__Excerpt to read__:
>>>
A blog, suggested by my wife Bernadette (my Drew Believer), about my two decades in and around the Boston Music Scene. She's heard my million-or-so true stories a thousand times, and I can't believe she's still entertained by them. It'll be fun to recall the people, places and tales, both comedic and tragic, of these last twenty-something years.

Saturday, April 19, 2008

Blowing Joey's Ears...


OneTwoThreeFaw! Joey and Johnny Beating On The Brat, 1979

Of course, over the years I've had my less-than-stellar moments in the studio (and elsewhere). One of the first, and worst, was before I even moved to Boston.

It was the time I fried Joey Ramone's ears.

It must have been late '84 or early '85 when the Ramones came to Dallas to play at The Twilight Room, which was a decent size club with a nice stage. I'd say there were 800, maybe 1000 people there.

My band-mate and production partner at the time, Lisa, was an old pal of Joey's, having been in cutting-edge college and commercial radio for some years.

So we had access to Joey.

My sister and I had a nice studio called "Castle Audio" in nearby Carrolton. Lisa and I were working on a studio project under the name White Noise. We had tracked this sort of ska-punk version of Led Zepplin's "D'yer Mak'er", which would have been perfect for Joey to sing on. Astonishingly, when asked if he'd add a couple layers of vocal tracks, he agreed.

So after the show at the Twilight, Joey Ramone showed up at my studio. It was about 2:am, and in comes this bigger than life geek, wearing the pink granny-glasses, leather jacket and Chuck Taylor sneaks. He was this too-tall, bent over sloth of a guy; a slow-moving gentle giant. With the play-doh face and thick lips, re really did look like a cartoon of himself. And what a sweet sweet man. In his syrupy, nasally Queens drawl, he agreed to everything we were telling him was about to happen. He was so eager to please, even though he had the sniffles.

I had everything all cued up and ready, including a nice Neumann recording mic, on a stand and live. Headphones were hangin' there, too.

First, we played him the track a few times over the JBL studio monitors (a move that would later prove our undoing). After he got the hang of the part, we thought it was time to roll tape. That's when Joey made one small request.

He wanted a Shure SM57 on a straight mic-stand, so he could stand in his exact stage-pose. Y'know the one: feet wide-apart, head forward, soulders back with one hand at the mic and one way down the stand, and the mic jammed right up there, lost in the mop of black hair. The stage-mic didn't need to be plugged in, mind you. I already had a $2000 recording mic on a boom, all ready to rock. So the $100 Shure would be simply a dummy. It would be Joey's "Linus Blanket".
<<<
__Things to do__:
1. Render the sentence "I'd say there were 800, maybe 1000 people there." from the Joey Ramone blog post in Spanish.
2. In the Joey Ramone blog post, what was the name of the studio the writer and the writer's sister had?
3. Copy the Joey Ramone blog post word for word from "A blog, suggested" up to and including "moved to Boston.".

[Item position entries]
>>>
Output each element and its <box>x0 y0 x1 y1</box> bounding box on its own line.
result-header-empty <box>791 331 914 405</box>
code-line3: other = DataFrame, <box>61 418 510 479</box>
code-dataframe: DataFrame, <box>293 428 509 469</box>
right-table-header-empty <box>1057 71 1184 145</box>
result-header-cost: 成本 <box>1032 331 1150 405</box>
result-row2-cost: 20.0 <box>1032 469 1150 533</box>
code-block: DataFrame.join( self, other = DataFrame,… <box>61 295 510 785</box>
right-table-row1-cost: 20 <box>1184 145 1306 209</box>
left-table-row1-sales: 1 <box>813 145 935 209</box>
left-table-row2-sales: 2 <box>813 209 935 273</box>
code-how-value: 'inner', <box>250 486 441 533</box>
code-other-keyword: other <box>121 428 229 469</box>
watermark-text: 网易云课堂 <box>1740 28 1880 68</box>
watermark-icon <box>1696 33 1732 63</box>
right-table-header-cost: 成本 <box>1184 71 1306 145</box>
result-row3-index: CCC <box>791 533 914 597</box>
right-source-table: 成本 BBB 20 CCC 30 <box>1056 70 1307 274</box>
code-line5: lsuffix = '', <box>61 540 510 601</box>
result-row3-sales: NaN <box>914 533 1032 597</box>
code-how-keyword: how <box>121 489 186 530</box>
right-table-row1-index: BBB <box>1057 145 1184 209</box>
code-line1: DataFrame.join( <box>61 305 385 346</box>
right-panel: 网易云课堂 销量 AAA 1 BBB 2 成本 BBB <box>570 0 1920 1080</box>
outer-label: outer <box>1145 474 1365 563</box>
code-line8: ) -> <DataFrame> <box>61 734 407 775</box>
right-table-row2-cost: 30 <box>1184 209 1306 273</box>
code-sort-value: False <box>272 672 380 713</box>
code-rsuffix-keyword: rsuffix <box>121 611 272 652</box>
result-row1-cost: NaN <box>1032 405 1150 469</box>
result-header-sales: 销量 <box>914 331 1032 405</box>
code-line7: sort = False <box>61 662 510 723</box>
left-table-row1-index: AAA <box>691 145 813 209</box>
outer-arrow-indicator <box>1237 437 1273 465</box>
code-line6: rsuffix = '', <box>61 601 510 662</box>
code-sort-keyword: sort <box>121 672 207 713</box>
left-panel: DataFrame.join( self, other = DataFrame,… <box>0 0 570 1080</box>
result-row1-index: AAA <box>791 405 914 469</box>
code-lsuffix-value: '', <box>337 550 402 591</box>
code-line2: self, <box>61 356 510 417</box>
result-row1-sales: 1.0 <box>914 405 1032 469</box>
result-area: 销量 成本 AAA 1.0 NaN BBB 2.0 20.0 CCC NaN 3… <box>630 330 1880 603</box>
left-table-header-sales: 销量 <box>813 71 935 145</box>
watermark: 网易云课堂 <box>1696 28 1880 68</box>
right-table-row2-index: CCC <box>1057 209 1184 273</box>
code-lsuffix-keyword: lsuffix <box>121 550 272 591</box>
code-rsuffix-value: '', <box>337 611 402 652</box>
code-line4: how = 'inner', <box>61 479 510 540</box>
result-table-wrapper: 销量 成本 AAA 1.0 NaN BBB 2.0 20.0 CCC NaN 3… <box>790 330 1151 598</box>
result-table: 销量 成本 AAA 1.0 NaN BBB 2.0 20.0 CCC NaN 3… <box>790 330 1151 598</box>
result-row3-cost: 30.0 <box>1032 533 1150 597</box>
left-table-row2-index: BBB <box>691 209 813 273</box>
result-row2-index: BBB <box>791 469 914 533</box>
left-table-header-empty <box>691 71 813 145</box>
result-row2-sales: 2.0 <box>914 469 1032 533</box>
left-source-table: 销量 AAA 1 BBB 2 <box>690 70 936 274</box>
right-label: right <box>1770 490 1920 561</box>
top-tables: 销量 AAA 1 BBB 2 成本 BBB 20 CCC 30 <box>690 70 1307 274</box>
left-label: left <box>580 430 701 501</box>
<<<
__Answers__:
1. Yo diría que había 800, quizá 1000 personas allí.

2. Castle Audio

3.
A blog, suggested by my wife Bernadette (my Drew Believer), about my two decades in and around the Boston Music Scene. She's heard my million-or-so true stories a thousand times, and I can't believe she's still entertained by them. It'll be fun to recall the people, places and tales, both comedic and tragic, of these last twenty-something years.

Saturday, April 19, 2008

Blowing Joey's Ears...


OneTwoThreeFaw! Joey and Johnny Beating On The Brat, 1979

Of course, over the years I've had my less-than-stellar moments in the studio (and elsewhere). One of the first, and worst, was before I even moved to Boston.